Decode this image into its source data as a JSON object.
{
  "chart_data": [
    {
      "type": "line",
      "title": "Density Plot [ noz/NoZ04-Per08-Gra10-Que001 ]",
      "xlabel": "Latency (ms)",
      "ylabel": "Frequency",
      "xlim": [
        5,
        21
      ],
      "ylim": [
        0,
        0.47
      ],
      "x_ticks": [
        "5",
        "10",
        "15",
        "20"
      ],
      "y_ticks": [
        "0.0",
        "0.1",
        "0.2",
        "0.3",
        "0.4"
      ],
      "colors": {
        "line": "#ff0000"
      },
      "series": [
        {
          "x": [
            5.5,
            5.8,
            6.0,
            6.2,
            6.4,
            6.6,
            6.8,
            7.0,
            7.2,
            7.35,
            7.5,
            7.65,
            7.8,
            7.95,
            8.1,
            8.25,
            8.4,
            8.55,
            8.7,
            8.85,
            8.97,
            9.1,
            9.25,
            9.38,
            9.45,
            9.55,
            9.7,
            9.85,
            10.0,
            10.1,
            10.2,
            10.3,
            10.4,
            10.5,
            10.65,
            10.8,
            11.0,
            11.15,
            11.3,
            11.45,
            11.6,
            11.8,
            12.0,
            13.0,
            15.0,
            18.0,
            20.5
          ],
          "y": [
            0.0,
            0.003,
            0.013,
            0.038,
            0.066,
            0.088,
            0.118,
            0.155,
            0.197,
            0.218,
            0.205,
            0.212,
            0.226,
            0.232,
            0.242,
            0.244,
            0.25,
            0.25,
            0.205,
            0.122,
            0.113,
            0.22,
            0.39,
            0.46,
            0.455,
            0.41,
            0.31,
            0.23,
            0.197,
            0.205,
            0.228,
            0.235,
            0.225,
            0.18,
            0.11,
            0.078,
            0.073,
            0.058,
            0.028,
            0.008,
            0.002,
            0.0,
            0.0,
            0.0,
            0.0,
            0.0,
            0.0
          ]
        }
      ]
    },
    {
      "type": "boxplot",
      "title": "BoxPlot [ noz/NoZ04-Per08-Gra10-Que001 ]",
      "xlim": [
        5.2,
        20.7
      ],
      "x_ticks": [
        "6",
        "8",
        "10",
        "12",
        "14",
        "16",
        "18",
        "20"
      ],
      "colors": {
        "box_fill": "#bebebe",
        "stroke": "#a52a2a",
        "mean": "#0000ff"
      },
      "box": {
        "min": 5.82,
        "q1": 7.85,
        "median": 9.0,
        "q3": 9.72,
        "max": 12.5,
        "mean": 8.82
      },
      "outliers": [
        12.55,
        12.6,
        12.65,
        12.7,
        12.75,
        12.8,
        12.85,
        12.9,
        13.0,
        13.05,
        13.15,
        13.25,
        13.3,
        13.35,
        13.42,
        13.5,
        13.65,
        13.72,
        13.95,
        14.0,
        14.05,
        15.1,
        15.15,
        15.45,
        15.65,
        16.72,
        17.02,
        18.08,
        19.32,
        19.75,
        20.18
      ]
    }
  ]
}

————————

Please restate the whole listing word for word.

Decode this image into its source data as a JSON object.
{
  "chart_data": [
    {
      "type": "line",
      "title": "Density Plot [ noz/NoZ04-Per08-Gra10-Que001 ]",
      "xlabel": "Latency (ms)",
      "ylabel": "Frequency",
      "xlim": [
        5,
        21
      ],
      "ylim": [
        0,
        0.47
      ],
      "x_ticks": [
        "5",
        "10",
        "15",
        "20"
      ],
      "y_ticks": [
        "0.0",
        "0.1",
        "0.2",
        "0.3",
        "0.4"
      ],
      "colors": {
        "line": "#ff0000"
      },
      "series": [
        {
          "x": [
            5.5,
            5.8,
            6.0,
            6.2,
            6.4,
            6.6,
            6.8,
            7.0,
            7.2,
            7.35,
            7.5,
            7.65,
            7.8,
            7.95,
            8.1,
            8.25,
            8.4,
            8.55,
            8.7,
            8.85,
            8.97,
            9.1,
            9.25,
            9.38,
            9.45,
            9.55,
            9.7,
            9.85,
            10.0,
            10.1,
            10.2,
            10.3,
            10.4,
            10.5,
            10.65,
            10.8,
            11.0,
            11.15,
            11.3,
            11.45,
            11.6,
            11.8,
            12.0,
            13.0,
            15.0,
            18.0,
            20.5
          ],
          "y": [
            0.0,
            0.003,
            0.013,
            0.038,
            0.066,
            0.088,
            0.118,
            0.155,
            0.197,
            0.218,
            0.205,
            0.212,
            0.226,
            0.232,
            0.242,
            0.244,
            0.25,
            0.25,
            0.205,
            0.122,
            0.113,
            0.22,
            0.39,
            0.46,
            0.455,
            0.41,
            0.31,
            0.23,
            0.197,
            0.205,
            0.228,
            0.235,
            0.225,
            0.18,
            0.11,
            0.078,
            0.073,
            0.058,
            0.028,
            0.008,
            0.002,
            0.0,
            0.0,
            0.0,
            0.0,
            0.0,
            0.0
          ]
        }
      ]
    },
    {
      "type": "boxplot",
      "title": "BoxPlot [ noz/NoZ04-Per08-Gra10-Que001 ]",
      "xlim": [
        5.2,
        20.7
      ],
      "x_ticks": [
        "6",
        "8",
        "10",
        "12",
        "14",
        "16",
        "18",
        "20"
      ],
      "colors": {
        "box_fill": "#bebebe",
        "stroke": "#a52a2a",
        "mean": "#0000ff"
      },
      "box": {
        "min": 5.82,
        "q1": 7.85,
        "median": 9.0,
        "q3": 9.72,
        "max": 12.5,
        "mean": 8.82
      },
      "outliers": [
        12.55,
        12.6,
        12.65,
        12.7,
        12.75,
        12.8,
        12.85,
        12.9,
        13.0,
        13.05,
        13.15,
        13.25,
        13.3,
        13.35,
        13.42,
        13.5,
        13.65,
        13.72,
        13.95,
        14.0,
        14.05,
        15.1,
        15.15,
        15.45,
        15.65,
        16.72,
        17.02,
        18.08,
        19.32,
        19.75,
        20.18
      ]
    }
  ]
}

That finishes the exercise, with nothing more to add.